━━━ SUPPLIED RECORDS ━━━

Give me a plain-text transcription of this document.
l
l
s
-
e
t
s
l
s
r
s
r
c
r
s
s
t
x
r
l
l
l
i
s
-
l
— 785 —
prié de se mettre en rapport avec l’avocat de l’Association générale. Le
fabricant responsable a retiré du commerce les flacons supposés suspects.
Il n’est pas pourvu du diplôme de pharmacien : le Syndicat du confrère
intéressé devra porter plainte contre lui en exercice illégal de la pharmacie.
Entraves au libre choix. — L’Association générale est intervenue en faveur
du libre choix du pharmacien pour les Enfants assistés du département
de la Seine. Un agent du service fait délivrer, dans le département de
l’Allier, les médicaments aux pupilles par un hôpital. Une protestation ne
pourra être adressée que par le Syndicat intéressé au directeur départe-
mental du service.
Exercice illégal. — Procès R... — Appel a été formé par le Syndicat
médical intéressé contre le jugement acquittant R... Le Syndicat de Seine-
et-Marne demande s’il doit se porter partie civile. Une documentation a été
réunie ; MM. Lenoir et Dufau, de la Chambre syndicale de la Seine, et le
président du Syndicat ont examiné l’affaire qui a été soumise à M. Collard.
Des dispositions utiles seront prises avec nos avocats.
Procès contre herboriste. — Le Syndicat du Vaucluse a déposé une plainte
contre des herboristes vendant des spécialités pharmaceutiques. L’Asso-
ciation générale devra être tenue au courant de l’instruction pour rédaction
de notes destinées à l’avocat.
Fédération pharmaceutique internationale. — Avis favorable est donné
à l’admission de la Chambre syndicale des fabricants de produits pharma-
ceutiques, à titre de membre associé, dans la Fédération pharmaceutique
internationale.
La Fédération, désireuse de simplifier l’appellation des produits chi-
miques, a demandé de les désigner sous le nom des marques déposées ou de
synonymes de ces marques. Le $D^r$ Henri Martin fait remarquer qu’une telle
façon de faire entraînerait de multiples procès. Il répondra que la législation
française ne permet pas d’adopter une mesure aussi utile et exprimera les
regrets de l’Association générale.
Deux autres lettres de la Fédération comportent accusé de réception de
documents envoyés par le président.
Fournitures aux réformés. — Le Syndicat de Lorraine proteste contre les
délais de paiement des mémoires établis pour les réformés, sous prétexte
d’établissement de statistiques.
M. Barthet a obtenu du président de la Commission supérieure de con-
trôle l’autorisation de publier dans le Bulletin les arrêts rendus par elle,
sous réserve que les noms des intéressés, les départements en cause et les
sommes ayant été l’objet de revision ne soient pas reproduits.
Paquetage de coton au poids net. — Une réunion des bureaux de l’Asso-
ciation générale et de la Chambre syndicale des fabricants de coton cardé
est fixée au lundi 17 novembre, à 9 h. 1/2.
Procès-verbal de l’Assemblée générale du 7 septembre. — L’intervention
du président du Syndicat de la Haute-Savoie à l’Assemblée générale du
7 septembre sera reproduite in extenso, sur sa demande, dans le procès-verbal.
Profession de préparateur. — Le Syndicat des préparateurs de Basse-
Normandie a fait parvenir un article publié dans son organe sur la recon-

━━━

▶ _WORK TO COMPLETE_:
From the records above, please extract every line and repeat it exactly.

▶ _WORKED SOLUTION_:
Give me a plain-text transcription of this document.
l
l
s
-
e
t
s
l
s
r
s
r
c
r
s
s
t
x
r
l
l
l
i
s
-
l
— 785 —
prié de se mettre en rapport avec l’avocat de l’Association générale. Le
fabricant responsable a retiré du commerce les flacons supposés suspects.
Il n’est pas pourvu du diplôme de pharmacien : le Syndicat du confrère
intéressé devra porter plainte contre lui en exercice illégal de la pharmacie.
Entraves au libre choix. — L’Association générale est intervenue en faveur
du libre choix du pharmacien pour les Enfants assistés du département
de la Seine. Un agent du service fait délivrer, dans le département de
l’Allier, les médicaments aux pupilles par un hôpital. Une protestation ne
pourra être adressée que par le Syndicat intéressé au directeur départe-
mental du service.
Exercice illégal. — Procès R... — Appel a été formé par le Syndicat
médical intéressé contre le jugement acquittant R... Le Syndicat de Seine-
et-Marne demande s’il doit se porter partie civile. Une documentation a été
réunie ; MM. Lenoir et Dufau, de la Chambre syndicale de la Seine, et le
président du Syndicat ont examiné l’affaire qui a été soumise à M. Collard.
Des dispositions utiles seront prises avec nos avocats.
Procès contre herboriste. — Le Syndicat du Vaucluse a déposé une plainte
contre des herboristes vendant des spécialités pharmaceutiques. L’Asso-
ciation générale devra être tenue au courant de l’instruction pour rédaction
de notes destinées à l’avocat.
Fédération pharmaceutique internationale. — Avis favorable est donné
à l’admission de la Chambre syndicale des fabricants de produits pharma-
ceutiques, à titre de membre associé, dans la Fédération pharmaceutique
internationale.
La Fédération, désireuse de simplifier l’appellation des produits chi-
miques, a demandé de les désigner sous le nom des marques déposées ou de
synonymes de ces marques. Le $D^r$ Henri Martin fait remarquer qu’une telle
façon de faire entraînerait de multiples procès. Il répondra que la législation
française ne permet pas d’adopter une mesure aussi utile et exprimera les
regrets de l’Association générale.
Deux autres lettres de la Fédération comportent accusé de réception de
documents envoyés par le président.
Fournitures aux réformés. — Le Syndicat de Lorraine proteste contre les
délais de paiement des mémoires établis pour les réformés, sous prétexte
d’établissement de statistiques.
M. Barthet a obtenu du président de la Commission supérieure de con-
trôle l’autorisation de publier dans le Bulletin les arrêts rendus par elle,
sous réserve que les noms des intéressés, les départements en cause et les
sommes ayant été l’objet de revision ne soient pas reproduits.
Paquetage de coton au poids net. — Une réunion des bureaux de l’Asso-
ciation générale et de la Chambre syndicale des fabricants de coton cardé
est fixée au lundi 17 novembre, à 9 h. 1/2.
Procès-verbal de l’Assemblée générale du 7 septembre. — L’intervention
du président du Syndicat de la Haute-Savoie à l’Assemblée générale du
7 septembre sera reproduite in extenso, sur sa demande, dans le procès-verbal.
Profession de préparateur. — Le Syndicat des préparateurs de Basse-
Normandie a fait parvenir un article publié dans son organe sur la recon-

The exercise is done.